• EXERCISE
Exactly repeat all the records below, omitting the images they hold.

Start RECORDED INFORMATION

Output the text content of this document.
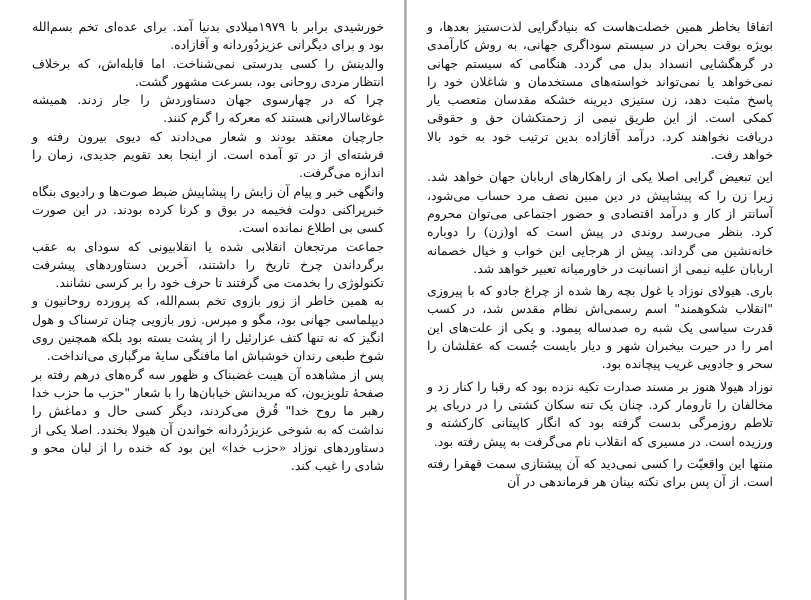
خورشیدی برابر با ۱۹۷۹میلادی بدنیا آمد. برای عده‌ای تخم بسم‌الله بود و برای دیگرانی عزیزدُوردانه و آقازاده.

والدینش را کسی بدرستی نمی‌شناخت. اما قابله‌اش، که برخلاف انتظار مردی روحانی بود، بسرعت مشهور گشت.

چرا که در چهارسوی جهان دستاوردش را جار زدند. همیشه غوغاسالارانی هستند که معرکه را گرم کنند.

جارچیان معتقد بودند و شعار می‌دادند که دیوی بیرون رفته و فرشته‌ای از در تو آمده است. از اینجا بعد تقویم جدیدی، زمان را اندازه می‌گرفت.

وانگهی خبر و پیام آن زایش را پیشاپیش ضبط صوت‌ها و رادیوی بنگاه خبرپراکنی دولت فخیمه در بوق و کرنا کرده بودند. در این صورت کسی بی اطلاع نمانده است.

جماعت مرتجعان انقلابی شده یا انقلابیونی که سودای به عقب برگرداندن چرخ تاریخ را داشتند، آخرین دستاوردهای پیشرفت تکنولوژی را بخدمت می گرفتند تا حرف خود را بر کرسی نشانند.

به همین خاطر از زور بازوی تخم بسم‌الله، که پرورده روحانیون و دیپلماسی جهانی بود، مگو و مپرس. زور بازویی چنان ترسناک و هول انگیز که نه تنها کتف عزارئیل را از پشت بسته بود بلکه همچنین روی شوخ طبعی رندان خوشباش اما مافنگی سایهٔ مرگباری می‌انداخت.

پس از مشاهده آن هیبت غضبناک و ظهور سه گره‌های درهم رفته بر صفحهٔ تلویزیون، که مریدانش خیابان‌ها را با شعار "حزب ما حزب خدا رهبر ما روح خدا" قُرق می‌کردند، دیگر کسی حال و دماغش را نداشت که به شوخی عزیزدُردانه خواندن آن هیولا بخندد. اصلا یکی از دستاوردهای نوزاد «حزب خدا» این بود که خنده را از لبان محو و شادی را غیب کند.

اتفاقا بخاطر همین خصلت‌هاست که بنیادگرایی لذت‌ستیز بعدها، و بویژه بوقت بحران در سیستم سوداگری جهانی، به روش کارآمدی در گرهگشایی انسداد بدل می گردد. هنگامی که سیستم جهانی نمی‌خواهد یا نمی‌تواند خواسته‌های مستخدمان و شاغلان خود را پاسخ مثبت دهد، زن ستیزی دیرینه خشکه مقدسان متعصب یار کمکی است. از این طریق نیمی از زحمتکشان حق و حقوقی دریافت نخواهند کرد. درآمد آقازاده بدین ترتیب خود به خود بالا خواهد رفت.

این تبعیض گرایی اصلا یکی از راهکارهای اربابان جهان خواهد شد. زیرا زن را که پیشاپیش در دین مبین نصف مرد حساب می‌شود، آسانتر از کار و درآمد اقتصادی و حضور اجتماعی می‌توان محروم کرد. بنظر می‌رسد روندی در پیش است که او(زن) را دوباره خانه‌نشین می گرداند. پیش از هرجایی این خواب و خیال خصمانه اربابان علیه نیمی از انسانیت در خاورمیانه تعبیر خواهد شد.

باری. هیولای نوزاد یا غول بچه رها شده از چراغ جادو که با پیروزی "انقلاب شکوهمند" اسم رسمی‌اش نظام مقدس شد، در کسب قدرت سیاسی یک شبه ره صدساله پیمود. و یکی از علت‌های این امر را در حیرت بیخبران شهر و دیار بایست جُست که عقلشان را سحر و جادویی غریب پیچانده بود.

نوزاد هیولا هنوز بر مسند صدارت تکیه نزده بود که رقبا را کنار زد و مخالفان را تارومار کرد. چنان یک تنه سکان کشتی را در دریای پر تلاطم روزمرگی بدست گرفته بود که انگار کاپیتانی کارکشته و ورزیده است. در مسیری که انقلاب نام می‌گرفت به پیش رفته بود.

منتها این واقعیّت را کسی نمی‌دید که آن پیشتازی سمت قهقرا رفته است. از آن پس برای نکته بینان هر فرماندهی در آن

End RECORDED INFORMATION

• WRITTEN RESPONSE
Output the text content of this document.
خورشیدی برابر با ۱۹۷۹میلادی بدنیا آمد. برای عده‌ای تخم بسم‌الله بود و برای دیگرانی عزیزدُوردانه و آقازاده.

والدینش را کسی بدرستی نمی‌شناخت. اما قابله‌اش، که برخلاف انتظار مردی روحانی بود، بسرعت مشهور گشت.

چرا که در چهارسوی جهان دستاوردش را جار زدند. همیشه غوغاسالارانی هستند که معرکه را گرم کنند.

جارچیان معتقد بودند و شعار می‌دادند که دیوی بیرون رفته و فرشته‌ای از در تو آمده است. از اینجا بعد تقویم جدیدی، زمان را اندازه می‌گرفت.

وانگهی خبر و پیام آن زایش را پیشاپیش ضبط صوت‌ها و رادیوی بنگاه خبرپراکنی دولت فخیمه در بوق و کرنا کرده بودند. در این صورت کسی بی اطلاع نمانده است.

جماعت مرتجعان انقلابی شده یا انقلابیونی که سودای به عقب برگرداندن چرخ تاریخ را داشتند، آخرین دستاوردهای پیشرفت تکنولوژی را بخدمت می گرفتند تا حرف خود را بر کرسی نشانند.

به همین خاطر از زور بازوی تخم بسم‌الله، که پرورده روحانیون و دیپلماسی جهانی بود، مگو و مپرس. زور بازویی چنان ترسناک و هول انگیز که نه تنها کتف عزارئیل را از پشت بسته بود بلکه همچنین روی شوخ طبعی رندان خوشباش اما مافنگی سایهٔ مرگباری می‌انداخت.

پس از مشاهده آن هیبت غضبناک و ظهور سه گره‌های درهم رفته بر صفحهٔ تلویزیون، که مریدانش خیابان‌ها را با شعار "حزب ما حزب خدا رهبر ما روح خدا" قُرق می‌کردند، دیگر کسی حال و دماغش را نداشت که به شوخی عزیزدُردانه خواندن آن هیولا بخندد. اصلا یکی از دستاوردهای نوزاد «حزب خدا» این بود که خنده را از لبان محو و شادی را غیب کند.

اتفاقا بخاطر همین خصلت‌هاست که بنیادگرایی لذت‌ستیز بعدها، و بویژه بوقت بحران در سیستم سوداگری جهانی، به روش کارآمدی در گرهگشایی انسداد بدل می گردد. هنگامی که سیستم جهانی نمی‌خواهد یا نمی‌تواند خواسته‌های مستخدمان و شاغلان خود را پاسخ مثبت دهد، زن ستیزی دیرینه خشکه مقدسان متعصب یار کمکی است. از این طریق نیمی از زحمتکشان حق و حقوقی دریافت نخواهند کرد. درآمد آقازاده بدین ترتیب خود به خود بالا خواهد رفت.

این تبعیض گرایی اصلا یکی از راهکارهای اربابان جهان خواهد شد. زیرا زن را که پیشاپیش در دین مبین نصف مرد حساب می‌شود، آسانتر از کار و درآمد اقتصادی و حضور اجتماعی می‌توان محروم کرد. بنظر می‌رسد روندی در پیش است که او(زن) را دوباره خانه‌نشین می گرداند. پیش از هرجایی این خواب و خیال خصمانه اربابان علیه نیمی از انسانیت در خاورمیانه تعبیر خواهد شد.

باری. هیولای نوزاد یا غول بچه رها شده از چراغ جادو که با پیروزی "انقلاب شکوهمند" اسم رسمی‌اش نظام مقدس شد، در کسب قدرت سیاسی یک شبه ره صدساله پیمود. و یکی از علت‌های این امر را در حیرت بیخبران شهر و دیار بایست جُست که عقلشان را سحر و جادویی غریب پیچانده بود.

نوزاد هیولا هنوز بر مسند صدارت تکیه نزده بود که رقبا را کنار زد و مخالفان را تارومار کرد. چنان یک تنه سکان کشتی را در دریای پر تلاطم روزمرگی بدست گرفته بود که انگار کاپیتانی کارکشته و ورزیده است. در مسیری که انقلاب نام می‌گرفت به پیش رفته بود.

منتها این واقعیّت را کسی نمی‌دید که آن پیشتازی سمت قهقرا رفته است. از آن پس برای نکته بینان هر فرماندهی در آن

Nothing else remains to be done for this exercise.